# Data supplied:
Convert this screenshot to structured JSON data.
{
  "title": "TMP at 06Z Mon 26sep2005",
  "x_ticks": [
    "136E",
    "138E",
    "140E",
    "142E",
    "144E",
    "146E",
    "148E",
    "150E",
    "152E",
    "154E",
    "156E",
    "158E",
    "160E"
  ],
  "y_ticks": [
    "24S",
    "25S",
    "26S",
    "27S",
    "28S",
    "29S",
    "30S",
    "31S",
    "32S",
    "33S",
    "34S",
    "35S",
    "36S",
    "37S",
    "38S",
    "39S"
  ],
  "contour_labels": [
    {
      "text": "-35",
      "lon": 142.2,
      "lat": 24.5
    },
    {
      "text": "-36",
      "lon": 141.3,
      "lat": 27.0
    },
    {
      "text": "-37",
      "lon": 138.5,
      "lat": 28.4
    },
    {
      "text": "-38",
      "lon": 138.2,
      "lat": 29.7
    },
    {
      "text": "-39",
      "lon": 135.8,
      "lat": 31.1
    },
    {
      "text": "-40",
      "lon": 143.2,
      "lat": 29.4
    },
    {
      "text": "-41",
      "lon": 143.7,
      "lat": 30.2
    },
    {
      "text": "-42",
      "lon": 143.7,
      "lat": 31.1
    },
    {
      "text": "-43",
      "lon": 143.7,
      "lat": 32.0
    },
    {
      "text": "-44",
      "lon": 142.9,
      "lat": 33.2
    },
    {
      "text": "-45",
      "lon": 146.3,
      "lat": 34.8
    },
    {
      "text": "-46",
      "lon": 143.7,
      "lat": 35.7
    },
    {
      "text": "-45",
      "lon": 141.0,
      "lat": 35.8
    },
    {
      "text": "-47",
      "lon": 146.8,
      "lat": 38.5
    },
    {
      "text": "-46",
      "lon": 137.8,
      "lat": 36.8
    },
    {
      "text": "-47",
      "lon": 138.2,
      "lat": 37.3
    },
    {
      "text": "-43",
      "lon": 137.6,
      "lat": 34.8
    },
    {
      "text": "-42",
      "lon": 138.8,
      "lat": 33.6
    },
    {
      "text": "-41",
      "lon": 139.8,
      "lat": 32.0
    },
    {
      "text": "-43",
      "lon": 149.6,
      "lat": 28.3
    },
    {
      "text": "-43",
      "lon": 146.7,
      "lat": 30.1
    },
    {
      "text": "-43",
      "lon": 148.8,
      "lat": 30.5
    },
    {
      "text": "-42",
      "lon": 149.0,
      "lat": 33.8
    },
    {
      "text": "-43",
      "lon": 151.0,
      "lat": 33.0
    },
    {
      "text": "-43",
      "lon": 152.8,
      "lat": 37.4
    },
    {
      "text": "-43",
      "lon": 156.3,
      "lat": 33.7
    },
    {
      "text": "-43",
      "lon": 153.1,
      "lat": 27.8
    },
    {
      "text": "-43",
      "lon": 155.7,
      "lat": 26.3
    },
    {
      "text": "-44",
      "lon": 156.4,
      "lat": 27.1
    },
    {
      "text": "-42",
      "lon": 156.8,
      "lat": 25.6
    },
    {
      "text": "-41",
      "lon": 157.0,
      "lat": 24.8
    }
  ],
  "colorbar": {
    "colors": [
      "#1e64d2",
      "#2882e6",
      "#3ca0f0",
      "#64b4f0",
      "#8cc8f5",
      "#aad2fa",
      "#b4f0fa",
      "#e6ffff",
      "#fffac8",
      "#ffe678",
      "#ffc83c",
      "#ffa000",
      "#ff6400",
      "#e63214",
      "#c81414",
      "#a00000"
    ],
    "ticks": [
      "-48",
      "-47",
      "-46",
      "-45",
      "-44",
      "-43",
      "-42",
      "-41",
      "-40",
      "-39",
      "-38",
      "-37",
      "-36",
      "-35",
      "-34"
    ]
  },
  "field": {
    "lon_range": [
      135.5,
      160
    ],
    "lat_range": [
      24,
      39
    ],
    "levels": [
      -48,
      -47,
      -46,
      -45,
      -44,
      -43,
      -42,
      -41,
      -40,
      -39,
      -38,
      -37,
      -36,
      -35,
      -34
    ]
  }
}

# Aim of the exercise:
Write out the material exactly as given.

# Result of this exercise:
Convert this screenshot to structured JSON data.
{
  "title": "TMP at 06Z Mon 26sep2005",
  "x_ticks": [
    "136E",
    "138E",
    "140E",
    "142E",
    "144E",
    "146E",
    "148E",
    "150E",
    "152E",
    "154E",
    "156E",
    "158E",
    "160E"
  ],
  "y_ticks": [
    "24S",
    "25S",
    "26S",
    "27S",
    "28S",
    "29S",
    "30S",
    "31S",
    "32S",
    "33S",
    "34S",
    "35S",
    "36S",
    "37S",
    "38S",
    "39S"
  ],
  "contour_labels": [
    {
      "text": "-35",
      "lon": 142.2,
      "lat": 24.5
    },
    {
      "text": "-36",
      "lon": 141.3,
      "lat": 27.0
    },
    {
      "text": "-37",
      "lon": 138.5,
      "lat": 28.4
    },
    {
      "text": "-38",
      "lon": 138.2,
      "lat": 29.7
    },
    {
      "text": "-39",
      "lon": 135.8,
      "lat": 31.1
    },
    {
      "text": "-40",
      "lon": 143.2,
      "lat": 29.4
    },
    {
      "text": "-41",
      "lon": 143.7,
      "lat": 30.2
    },
    {
      "text": "-42",
      "lon": 143.7,
      "lat": 31.1
    },
    {
      "text": "-43",
      "lon": 143.7,
      "lat": 32.0
    },
    {
      "text": "-44",
      "lon": 142.9,
      "lat": 33.2
    },
    {
      "text": "-45",
      "lon": 146.3,
      "lat": 34.8
    },
    {
      "text": "-46",
      "lon": 143.7,
      "lat": 35.7
    },
    {
      "text": "-45",
      "lon": 141.0,
      "lat": 35.8
    },
    {
      "text": "-47",
      "lon": 146.8,
      "lat": 38.5
    },
    {
      "text": "-46",
      "lon": 137.8,
      "lat": 36.8
    },
    {
      "text": "-47",
      "lon": 138.2,
      "lat": 37.3
    },
    {
      "text": "-43",
      "lon": 137.6,
      "lat": 34.8
    },
    {
      "text": "-42",
      "lon": 138.8,
      "lat": 33.6
    },
    {
      "text": "-41",
      "lon": 139.8,
      "lat": 32.0
    },
    {
      "text": "-43",
      "lon": 149.6,
      "lat": 28.3
    },
    {
      "text": "-43",
      "lon": 146.7,
      "lat": 30.1
    },
    {
      "text": "-43",
      "lon": 148.8,
      "lat": 30.5
    },
    {
      "text": "-42",
      "lon": 149.0,
      "lat": 33.8
    },
    {
      "text": "-43",
      "lon": 151.0,
      "lat": 33.0
    },
    {
      "text": "-43",
      "lon": 152.8,
      "lat": 37.4
    },
    {
      "text": "-43",
      "lon": 156.3,
      "lat": 33.7
    },
    {
      "text": "-43",
      "lon": 153.1,
      "lat": 27.8
    },
    {
      "text": "-43",
      "lon": 155.7,
      "lat": 26.3
    },
    {
      "text": "-44",
      "lon": 156.4,
      "lat": 27.1
    },
    {
      "text": "-42",
      "lon": 156.8,
      "lat": 25.6
    },
    {
      "text": "-41",
      "lon": 157.0,
      "lat": 24.8
    }
  ],
  "colorbar": {
    "colors": [
      "#1e64d2",
      "#2882e6",
      "#3ca0f0",
      "#64b4f0",
      "#8cc8f5",
      "#aad2fa",
      "#b4f0fa",
      "#e6ffff",
      "#fffac8",
      "#ffe678",
      "#ffc83c",
      "#ffa000",
      "#ff6400",
      "#e63214",
      "#c81414",
      "#a00000"
    ],
    "ticks": [
      "-48",
      "-47",
      "-46",
      "-45",
      "-44",
      "-43",
      "-42",
      "-41",
      "-40",
      "-39",
      "-38",
      "-37",
      "-36",
      "-35",
      "-34"
    ]
  },
  "field": {
    "lon_range": [
      135.5,
      160
    ],
    "lat_range": [
      24,
      39
    ],
    "levels": [
      -48,
      -47,
      -46,
      -45,
      -44,
      -43,
      -42,
      -41,
      -40,
      -39,
      -38,
      -37,
      -36,
      -35,
      -34
    ]
  }
}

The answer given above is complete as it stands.